◆ What is required:
Every line that contains the word "door" should be copied.
'''
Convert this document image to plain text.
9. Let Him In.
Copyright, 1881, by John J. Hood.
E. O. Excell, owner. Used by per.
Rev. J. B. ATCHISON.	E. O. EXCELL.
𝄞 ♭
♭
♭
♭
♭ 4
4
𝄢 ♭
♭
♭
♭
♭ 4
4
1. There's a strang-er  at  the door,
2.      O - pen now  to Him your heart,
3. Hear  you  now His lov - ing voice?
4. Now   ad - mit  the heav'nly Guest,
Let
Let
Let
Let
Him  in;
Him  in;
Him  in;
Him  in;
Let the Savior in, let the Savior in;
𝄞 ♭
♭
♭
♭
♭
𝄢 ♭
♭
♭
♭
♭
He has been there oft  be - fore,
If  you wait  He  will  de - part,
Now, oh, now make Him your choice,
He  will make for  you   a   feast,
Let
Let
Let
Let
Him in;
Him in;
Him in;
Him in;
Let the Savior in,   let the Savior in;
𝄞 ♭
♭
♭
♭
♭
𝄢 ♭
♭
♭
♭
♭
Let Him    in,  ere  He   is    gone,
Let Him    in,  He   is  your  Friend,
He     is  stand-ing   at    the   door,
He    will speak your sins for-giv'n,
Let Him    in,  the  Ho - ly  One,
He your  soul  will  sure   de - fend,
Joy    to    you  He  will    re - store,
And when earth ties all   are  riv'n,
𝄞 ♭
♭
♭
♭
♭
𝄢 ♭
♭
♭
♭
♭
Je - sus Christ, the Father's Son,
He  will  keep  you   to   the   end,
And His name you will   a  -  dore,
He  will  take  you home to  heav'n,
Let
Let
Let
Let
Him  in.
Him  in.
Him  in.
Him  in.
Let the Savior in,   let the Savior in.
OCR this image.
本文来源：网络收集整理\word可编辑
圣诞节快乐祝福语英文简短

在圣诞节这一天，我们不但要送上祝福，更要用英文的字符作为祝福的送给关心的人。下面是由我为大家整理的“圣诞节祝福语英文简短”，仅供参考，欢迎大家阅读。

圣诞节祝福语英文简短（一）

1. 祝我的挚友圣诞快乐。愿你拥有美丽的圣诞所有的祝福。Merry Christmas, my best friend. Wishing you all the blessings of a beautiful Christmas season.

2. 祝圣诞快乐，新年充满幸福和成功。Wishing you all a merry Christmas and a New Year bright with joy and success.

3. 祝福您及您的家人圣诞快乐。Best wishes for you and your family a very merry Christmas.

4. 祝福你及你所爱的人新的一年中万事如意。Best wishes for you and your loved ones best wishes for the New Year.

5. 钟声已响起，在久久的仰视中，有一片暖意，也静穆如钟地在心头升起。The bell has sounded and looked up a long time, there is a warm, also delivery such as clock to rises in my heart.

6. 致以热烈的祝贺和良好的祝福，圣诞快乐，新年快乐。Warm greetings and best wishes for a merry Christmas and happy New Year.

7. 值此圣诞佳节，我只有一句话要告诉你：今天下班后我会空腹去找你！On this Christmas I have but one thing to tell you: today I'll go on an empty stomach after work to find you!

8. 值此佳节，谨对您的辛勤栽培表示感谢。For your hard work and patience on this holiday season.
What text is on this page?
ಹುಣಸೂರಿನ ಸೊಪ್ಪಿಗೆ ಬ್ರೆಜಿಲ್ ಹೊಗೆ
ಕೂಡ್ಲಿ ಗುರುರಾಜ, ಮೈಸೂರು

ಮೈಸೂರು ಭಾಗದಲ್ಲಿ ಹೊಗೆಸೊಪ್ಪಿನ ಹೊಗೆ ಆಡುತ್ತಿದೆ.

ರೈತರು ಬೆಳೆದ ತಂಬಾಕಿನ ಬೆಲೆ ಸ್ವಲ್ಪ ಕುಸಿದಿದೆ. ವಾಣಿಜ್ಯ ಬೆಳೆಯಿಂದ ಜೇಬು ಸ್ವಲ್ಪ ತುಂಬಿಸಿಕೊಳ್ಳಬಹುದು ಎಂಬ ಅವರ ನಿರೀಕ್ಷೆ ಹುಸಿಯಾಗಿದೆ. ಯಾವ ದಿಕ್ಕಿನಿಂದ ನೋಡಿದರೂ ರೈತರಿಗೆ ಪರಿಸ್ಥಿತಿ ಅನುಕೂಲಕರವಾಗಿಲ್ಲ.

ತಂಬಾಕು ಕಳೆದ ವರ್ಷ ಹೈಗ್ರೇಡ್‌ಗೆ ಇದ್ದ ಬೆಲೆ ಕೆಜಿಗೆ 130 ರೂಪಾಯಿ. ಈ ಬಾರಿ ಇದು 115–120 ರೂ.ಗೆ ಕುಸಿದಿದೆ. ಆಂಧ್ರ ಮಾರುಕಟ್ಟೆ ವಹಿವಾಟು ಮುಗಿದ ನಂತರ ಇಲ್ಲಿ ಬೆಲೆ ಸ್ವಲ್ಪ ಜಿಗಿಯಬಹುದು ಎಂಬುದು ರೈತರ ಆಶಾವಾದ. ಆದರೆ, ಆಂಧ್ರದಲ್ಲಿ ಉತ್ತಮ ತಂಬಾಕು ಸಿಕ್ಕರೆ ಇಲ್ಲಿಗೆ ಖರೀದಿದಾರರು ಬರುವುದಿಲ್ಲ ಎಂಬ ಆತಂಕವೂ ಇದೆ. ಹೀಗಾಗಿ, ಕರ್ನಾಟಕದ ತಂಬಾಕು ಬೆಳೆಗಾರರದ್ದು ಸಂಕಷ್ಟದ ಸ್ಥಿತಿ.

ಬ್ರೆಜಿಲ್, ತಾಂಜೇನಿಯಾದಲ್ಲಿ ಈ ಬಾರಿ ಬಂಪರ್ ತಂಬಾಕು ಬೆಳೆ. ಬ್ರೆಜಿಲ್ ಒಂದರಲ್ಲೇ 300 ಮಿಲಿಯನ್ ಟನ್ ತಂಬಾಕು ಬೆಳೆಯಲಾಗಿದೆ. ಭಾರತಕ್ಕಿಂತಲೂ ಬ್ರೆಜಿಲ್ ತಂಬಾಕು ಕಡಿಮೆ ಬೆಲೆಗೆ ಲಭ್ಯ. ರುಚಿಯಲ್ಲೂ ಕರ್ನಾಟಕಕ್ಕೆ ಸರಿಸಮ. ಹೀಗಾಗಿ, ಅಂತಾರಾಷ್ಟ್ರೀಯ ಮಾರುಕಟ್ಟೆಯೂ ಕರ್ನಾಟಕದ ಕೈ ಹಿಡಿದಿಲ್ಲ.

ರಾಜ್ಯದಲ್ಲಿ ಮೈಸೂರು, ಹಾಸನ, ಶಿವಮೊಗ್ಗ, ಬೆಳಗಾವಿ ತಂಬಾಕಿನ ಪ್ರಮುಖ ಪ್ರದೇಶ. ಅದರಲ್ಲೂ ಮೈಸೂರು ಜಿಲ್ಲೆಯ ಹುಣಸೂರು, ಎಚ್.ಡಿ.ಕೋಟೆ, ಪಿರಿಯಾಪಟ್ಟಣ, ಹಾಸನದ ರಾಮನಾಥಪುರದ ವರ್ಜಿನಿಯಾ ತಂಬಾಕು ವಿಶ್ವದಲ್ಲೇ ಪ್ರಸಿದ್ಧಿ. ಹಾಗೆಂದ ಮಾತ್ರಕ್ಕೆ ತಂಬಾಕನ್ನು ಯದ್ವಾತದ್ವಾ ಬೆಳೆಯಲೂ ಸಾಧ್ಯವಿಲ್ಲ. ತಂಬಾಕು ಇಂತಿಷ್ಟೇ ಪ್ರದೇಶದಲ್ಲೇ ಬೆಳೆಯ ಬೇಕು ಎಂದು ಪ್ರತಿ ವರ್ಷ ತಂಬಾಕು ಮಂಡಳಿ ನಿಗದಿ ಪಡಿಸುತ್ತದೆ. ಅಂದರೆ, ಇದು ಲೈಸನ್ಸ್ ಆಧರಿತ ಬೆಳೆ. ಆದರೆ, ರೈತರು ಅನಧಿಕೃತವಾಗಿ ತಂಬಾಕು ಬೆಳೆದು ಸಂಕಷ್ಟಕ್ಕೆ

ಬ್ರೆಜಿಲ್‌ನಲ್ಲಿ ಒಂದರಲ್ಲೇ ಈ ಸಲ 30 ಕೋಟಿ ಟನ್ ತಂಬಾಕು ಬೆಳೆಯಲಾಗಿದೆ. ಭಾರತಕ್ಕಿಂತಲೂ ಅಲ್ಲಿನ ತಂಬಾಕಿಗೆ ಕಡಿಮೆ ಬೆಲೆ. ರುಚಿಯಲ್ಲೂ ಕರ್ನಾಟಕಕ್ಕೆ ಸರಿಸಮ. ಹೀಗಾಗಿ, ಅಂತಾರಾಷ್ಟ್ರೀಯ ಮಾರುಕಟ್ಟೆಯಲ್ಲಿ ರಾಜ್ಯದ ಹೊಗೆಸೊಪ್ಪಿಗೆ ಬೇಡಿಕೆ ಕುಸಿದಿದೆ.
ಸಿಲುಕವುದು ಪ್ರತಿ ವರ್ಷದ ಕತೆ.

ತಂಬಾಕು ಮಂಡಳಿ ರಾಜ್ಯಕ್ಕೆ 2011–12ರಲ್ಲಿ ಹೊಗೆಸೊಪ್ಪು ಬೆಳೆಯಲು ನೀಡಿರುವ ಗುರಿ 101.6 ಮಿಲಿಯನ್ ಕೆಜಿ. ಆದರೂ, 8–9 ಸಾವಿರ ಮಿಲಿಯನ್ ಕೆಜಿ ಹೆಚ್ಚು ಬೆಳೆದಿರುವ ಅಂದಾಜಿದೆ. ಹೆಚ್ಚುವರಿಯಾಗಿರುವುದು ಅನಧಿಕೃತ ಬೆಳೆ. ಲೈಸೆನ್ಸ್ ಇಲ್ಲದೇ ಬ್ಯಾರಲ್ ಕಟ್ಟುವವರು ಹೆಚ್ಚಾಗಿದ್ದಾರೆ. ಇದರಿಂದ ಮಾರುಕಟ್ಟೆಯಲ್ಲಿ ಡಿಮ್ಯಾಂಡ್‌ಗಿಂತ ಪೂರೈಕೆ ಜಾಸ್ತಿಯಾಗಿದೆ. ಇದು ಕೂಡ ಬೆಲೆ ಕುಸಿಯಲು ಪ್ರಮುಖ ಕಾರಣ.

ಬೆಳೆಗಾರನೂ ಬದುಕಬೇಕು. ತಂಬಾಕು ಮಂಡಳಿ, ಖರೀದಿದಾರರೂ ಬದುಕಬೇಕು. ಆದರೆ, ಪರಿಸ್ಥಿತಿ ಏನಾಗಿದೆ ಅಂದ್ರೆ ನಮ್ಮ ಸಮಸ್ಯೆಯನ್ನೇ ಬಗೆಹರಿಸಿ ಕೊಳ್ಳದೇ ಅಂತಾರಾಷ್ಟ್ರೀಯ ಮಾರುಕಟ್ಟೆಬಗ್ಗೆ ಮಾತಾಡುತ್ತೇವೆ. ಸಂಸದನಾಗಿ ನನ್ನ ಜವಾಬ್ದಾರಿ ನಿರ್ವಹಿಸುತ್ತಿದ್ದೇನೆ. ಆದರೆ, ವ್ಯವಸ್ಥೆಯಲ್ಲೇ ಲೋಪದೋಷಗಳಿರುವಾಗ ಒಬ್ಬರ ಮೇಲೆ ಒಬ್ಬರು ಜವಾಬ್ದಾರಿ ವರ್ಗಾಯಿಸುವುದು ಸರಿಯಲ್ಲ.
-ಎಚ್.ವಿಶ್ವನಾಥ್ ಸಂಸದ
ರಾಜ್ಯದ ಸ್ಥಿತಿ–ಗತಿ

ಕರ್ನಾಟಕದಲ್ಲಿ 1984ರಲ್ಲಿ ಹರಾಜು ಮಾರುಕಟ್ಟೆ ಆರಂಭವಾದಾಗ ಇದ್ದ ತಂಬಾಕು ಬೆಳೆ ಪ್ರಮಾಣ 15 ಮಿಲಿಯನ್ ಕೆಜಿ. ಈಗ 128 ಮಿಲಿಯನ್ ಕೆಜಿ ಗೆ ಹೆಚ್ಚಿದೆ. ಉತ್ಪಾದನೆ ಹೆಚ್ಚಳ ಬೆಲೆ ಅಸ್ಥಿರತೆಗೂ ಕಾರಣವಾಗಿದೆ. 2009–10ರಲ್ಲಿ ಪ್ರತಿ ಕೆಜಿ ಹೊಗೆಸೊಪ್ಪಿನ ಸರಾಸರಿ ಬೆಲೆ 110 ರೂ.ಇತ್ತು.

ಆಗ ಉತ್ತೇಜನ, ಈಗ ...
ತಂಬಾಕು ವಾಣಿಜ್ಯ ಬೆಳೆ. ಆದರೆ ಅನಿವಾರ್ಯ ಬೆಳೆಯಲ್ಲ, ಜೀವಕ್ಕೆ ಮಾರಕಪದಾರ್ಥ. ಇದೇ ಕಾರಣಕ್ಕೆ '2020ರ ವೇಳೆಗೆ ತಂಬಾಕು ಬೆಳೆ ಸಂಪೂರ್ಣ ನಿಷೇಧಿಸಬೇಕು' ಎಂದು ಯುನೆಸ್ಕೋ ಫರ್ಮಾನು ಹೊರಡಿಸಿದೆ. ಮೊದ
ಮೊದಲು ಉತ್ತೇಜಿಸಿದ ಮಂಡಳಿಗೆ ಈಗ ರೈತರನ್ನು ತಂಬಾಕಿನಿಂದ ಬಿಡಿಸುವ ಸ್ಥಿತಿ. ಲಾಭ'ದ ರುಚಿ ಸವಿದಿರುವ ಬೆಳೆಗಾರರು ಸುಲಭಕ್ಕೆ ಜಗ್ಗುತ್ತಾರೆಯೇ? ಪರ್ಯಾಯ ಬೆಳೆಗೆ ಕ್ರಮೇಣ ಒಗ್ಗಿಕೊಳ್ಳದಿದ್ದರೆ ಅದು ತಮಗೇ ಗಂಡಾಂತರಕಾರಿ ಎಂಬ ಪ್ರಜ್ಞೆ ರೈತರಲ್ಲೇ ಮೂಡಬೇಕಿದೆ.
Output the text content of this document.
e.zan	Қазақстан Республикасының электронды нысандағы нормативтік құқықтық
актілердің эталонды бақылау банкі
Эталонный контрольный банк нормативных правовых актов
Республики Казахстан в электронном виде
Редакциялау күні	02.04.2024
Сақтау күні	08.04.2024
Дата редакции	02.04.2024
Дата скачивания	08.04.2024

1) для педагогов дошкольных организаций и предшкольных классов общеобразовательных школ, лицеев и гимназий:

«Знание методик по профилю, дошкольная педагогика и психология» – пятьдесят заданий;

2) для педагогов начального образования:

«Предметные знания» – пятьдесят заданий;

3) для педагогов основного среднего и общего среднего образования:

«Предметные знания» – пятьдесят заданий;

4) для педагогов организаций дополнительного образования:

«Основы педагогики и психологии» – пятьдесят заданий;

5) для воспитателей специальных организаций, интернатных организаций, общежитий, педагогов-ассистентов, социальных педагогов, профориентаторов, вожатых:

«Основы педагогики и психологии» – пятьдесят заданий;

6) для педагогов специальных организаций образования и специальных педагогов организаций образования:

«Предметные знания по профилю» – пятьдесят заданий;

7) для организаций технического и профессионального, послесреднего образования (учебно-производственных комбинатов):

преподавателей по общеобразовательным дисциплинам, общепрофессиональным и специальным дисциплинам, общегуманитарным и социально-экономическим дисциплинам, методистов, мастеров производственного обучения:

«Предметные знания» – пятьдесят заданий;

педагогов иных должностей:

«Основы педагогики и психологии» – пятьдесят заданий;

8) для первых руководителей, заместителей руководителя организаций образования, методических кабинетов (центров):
'''
◆ Problem solution:
1. There's a strang-er  at  the door,
He     is  stand-ing   at    the   door,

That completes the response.